Would you transcribe the whole listing exactly, minus its pictures?
# # # #
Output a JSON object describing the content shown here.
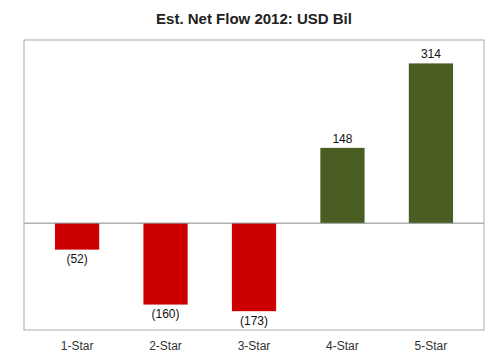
{
  "chart_data": {
    "type": "bar",
    "title": "Est. Net Flow 2012: USD Bil",
    "categories": [
      "1-Star",
      "2-Star",
      "3-Star",
      "4-Star",
      "5-Star"
    ],
    "values": [
      -52,
      -160,
      -173,
      148,
      314
    ],
    "value_labels": [
      "(52)",
      "(160)",
      "(173)",
      "148",
      "314"
    ],
    "colors": [
      "#cc0000",
      "#cc0000",
      "#cc0000",
      "#4a5e23",
      "#4a5e23"
    ],
    "ylim": [
      -210,
      360
    ],
    "grid": false,
    "data_labels": true,
    "tick_labels": "x"
  }
}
# # # #
▶ [The solution]
Output a JSON object describing the content shown here.
{
  "chart_data": {
    "type": "bar",
    "title": "Est. Net Flow 2012: USD Bil",
    "categories": [
      "1-Star",
      "2-Star",
      "3-Star",
      "4-Star",
      "5-Star"
    ],
    "values": [
      -52,
      -160,
      -173,
      148,
      314
    ],
    "value_labels": [
      "(52)",
      "(160)",
      "(173)",
      "148",
      "314"
    ],
    "colors": [
      "#cc0000",
      "#cc0000",
      "#cc0000",
      "#4a5e23",
      "#4a5e23"
    ],
    "ylim": [
      -210,
      360
    ],
    "grid": false,
    "data_labels": true,
    "tick_labels": "x"
  }
}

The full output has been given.